:: The request ::
Search the listing below for "image". Copy each matching line.

:: Source data ::
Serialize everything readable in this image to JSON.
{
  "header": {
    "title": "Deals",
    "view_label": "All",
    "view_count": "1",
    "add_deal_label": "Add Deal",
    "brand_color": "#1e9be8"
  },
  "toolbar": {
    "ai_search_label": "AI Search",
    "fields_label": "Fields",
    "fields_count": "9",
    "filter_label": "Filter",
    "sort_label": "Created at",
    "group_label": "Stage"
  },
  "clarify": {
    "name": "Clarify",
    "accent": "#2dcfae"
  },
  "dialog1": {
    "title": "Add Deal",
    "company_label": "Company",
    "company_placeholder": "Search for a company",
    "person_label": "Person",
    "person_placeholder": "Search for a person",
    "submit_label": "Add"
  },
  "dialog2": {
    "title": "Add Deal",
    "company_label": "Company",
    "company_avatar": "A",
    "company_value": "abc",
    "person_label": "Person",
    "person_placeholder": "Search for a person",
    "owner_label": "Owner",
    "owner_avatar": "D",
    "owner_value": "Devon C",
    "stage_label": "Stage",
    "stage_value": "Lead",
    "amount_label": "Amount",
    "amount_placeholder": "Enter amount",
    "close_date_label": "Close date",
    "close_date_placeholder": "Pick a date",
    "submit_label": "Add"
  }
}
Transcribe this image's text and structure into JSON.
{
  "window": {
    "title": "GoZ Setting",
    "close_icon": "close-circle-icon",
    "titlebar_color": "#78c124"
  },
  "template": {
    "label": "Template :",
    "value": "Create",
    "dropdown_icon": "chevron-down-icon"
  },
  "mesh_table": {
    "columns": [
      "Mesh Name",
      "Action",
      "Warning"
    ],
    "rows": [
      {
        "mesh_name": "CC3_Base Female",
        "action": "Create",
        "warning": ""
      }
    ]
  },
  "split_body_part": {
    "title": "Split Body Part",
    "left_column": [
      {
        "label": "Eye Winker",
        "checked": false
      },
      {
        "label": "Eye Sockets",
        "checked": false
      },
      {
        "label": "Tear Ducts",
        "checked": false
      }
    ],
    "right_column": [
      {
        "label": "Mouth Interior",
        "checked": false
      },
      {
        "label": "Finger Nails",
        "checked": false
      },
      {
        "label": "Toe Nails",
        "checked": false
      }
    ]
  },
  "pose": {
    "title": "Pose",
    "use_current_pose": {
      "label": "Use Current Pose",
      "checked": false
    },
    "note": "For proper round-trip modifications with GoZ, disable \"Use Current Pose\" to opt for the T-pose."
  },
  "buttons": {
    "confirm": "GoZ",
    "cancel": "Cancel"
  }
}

:: Expected answer ::
Serialize everything readable in this image to JSON.
Transcribe this image's text and structure into JSON.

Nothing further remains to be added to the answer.